> _Given request_
Return the whole listing exactly as it stands.

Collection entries
+++

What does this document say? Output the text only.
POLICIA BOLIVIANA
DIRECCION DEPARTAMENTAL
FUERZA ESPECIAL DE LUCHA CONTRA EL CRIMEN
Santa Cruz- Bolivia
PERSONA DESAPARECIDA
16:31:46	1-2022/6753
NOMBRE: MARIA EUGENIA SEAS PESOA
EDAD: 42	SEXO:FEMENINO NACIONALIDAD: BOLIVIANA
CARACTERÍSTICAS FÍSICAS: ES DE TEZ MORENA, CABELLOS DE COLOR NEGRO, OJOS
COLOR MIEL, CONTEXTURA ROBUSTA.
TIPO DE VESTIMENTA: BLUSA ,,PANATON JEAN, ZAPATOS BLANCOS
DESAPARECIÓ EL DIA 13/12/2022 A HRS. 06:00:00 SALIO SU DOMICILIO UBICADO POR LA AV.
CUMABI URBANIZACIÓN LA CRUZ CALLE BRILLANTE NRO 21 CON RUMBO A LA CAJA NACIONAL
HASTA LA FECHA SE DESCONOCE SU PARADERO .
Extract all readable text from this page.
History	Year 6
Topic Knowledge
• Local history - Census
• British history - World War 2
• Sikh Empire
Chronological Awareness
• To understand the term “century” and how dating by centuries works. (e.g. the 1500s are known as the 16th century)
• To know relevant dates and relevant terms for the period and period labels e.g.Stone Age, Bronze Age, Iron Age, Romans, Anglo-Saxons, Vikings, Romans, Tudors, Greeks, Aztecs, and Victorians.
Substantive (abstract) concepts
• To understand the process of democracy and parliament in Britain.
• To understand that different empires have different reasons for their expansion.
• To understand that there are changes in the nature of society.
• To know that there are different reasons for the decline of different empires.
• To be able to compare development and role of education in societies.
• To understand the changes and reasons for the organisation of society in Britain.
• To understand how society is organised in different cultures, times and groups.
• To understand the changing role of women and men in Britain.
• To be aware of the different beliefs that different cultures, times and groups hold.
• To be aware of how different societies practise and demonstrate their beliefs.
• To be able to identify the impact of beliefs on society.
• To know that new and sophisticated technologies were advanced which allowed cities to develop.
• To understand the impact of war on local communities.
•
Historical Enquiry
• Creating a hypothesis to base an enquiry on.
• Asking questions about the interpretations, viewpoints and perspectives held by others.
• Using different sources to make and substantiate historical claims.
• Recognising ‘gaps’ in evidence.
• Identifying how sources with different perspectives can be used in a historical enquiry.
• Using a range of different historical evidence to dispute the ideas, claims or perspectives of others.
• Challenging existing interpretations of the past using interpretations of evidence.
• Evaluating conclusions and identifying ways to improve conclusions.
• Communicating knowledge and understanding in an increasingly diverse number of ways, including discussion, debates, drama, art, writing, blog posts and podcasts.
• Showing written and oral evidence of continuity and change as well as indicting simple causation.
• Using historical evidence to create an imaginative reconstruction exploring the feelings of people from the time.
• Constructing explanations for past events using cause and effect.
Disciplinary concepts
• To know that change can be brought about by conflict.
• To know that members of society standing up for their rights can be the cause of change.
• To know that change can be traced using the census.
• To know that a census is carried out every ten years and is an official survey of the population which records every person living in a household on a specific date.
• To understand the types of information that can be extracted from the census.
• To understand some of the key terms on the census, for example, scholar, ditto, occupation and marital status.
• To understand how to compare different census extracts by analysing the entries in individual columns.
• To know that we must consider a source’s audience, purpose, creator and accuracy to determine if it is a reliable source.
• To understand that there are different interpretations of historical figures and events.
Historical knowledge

+++

> _Reply_
What does this document say? Output the text only.
POLICIA BOLIVIANA
DIRECCION DEPARTAMENTAL
FUERZA ESPECIAL DE LUCHA CONTRA EL CRIMEN
Santa Cruz- Bolivia
PERSONA DESAPARECIDA
16:31:46	1-2022/6753
NOMBRE: MARIA EUGENIA SEAS PESOA
EDAD: 42	SEXO:FEMENINO NACIONALIDAD: BOLIVIANA
CARACTERÍSTICAS FÍSICAS: ES DE TEZ MORENA, CABELLOS DE COLOR NEGRO, OJOS
COLOR MIEL, CONTEXTURA ROBUSTA.
TIPO DE VESTIMENTA: BLUSA ,,PANATON JEAN, ZAPATOS BLANCOS
DESAPARECIÓ EL DIA 13/12/2022 A HRS. 06:00:00 SALIO SU DOMICILIO UBICADO POR LA AV.
CUMABI URBANIZACIÓN LA CRUZ CALLE BRILLANTE NRO 21 CON RUMBO A LA CAJA NACIONAL
HASTA LA FECHA SE DESCONOCE SU PARADERO .
Extract all readable text from this page.
History	Year 6
Topic Knowledge
• Local history - Census
• British history - World War 2
• Sikh Empire
Chronological Awareness
• To understand the term “century” and how dating by centuries works. (e.g. the 1500s are known as the 16th century)
• To know relevant dates and relevant terms for the period and period labels e.g.Stone Age, Bronze Age, Iron Age, Romans, Anglo-Saxons, Vikings, Romans, Tudors, Greeks, Aztecs, and Victorians.
Substantive (abstract) concepts
• To understand the process of democracy and parliament in Britain.
• To understand that different empires have different reasons for their expansion.
• To understand that there are changes in the nature of society.
• To know that there are different reasons for the decline of different empires.
• To be able to compare development and role of education in societies.
• To understand the changes and reasons for the organisation of society in Britain.
• To understand how society is organised in different cultures, times and groups.
• To understand the changing role of women and men in Britain.
• To be aware of the different beliefs that different cultures, times and groups hold.
• To be aware of how different societies practise and demonstrate their beliefs.
• To be able to identify the impact of beliefs on society.
• To know that new and sophisticated technologies were advanced which allowed cities to develop.
• To understand the impact of war on local communities.
•
Historical Enquiry
• Creating a hypothesis to base an enquiry on.
• Asking questions about the interpretations, viewpoints and perspectives held by others.
• Using different sources to make and substantiate historical claims.
• Recognising ‘gaps’ in evidence.
• Identifying how sources with different perspectives can be used in a historical enquiry.
• Using a range of different historical evidence to dispute the ideas, claims or perspectives of others.
• Challenging existing interpretations of the past using interpretations of evidence.
• Evaluating conclusions and identifying ways to improve conclusions.
• Communicating knowledge and understanding in an increasingly diverse number of ways, including discussion, debates, drama, art, writing, blog posts and podcasts.
• Showing written and oral evidence of continuity and change as well as indicting simple causation.
• Using historical evidence to create an imaginative reconstruction exploring the feelings of people from the time.
• Constructing explanations for past events using cause and effect.
Disciplinary concepts
• To know that change can be brought about by conflict.
• To know that members of society standing up for their rights can be the cause of change.
• To know that change can be traced using the census.
• To know that a census is carried out every ten years and is an official survey of the population which records every person living in a household on a specific date.
• To understand the types of information that can be extracted from the census.
• To understand some of the key terms on the census, for example, scholar, ditto, occupation and marital status.
• To understand how to compare different census extracts by analysing the entries in individual columns.
• To know that we must consider a source’s audience, purpose, creator and accuracy to determine if it is a reliable source.
• To understand that there are different interpretations of historical figures and events.
Historical knowledge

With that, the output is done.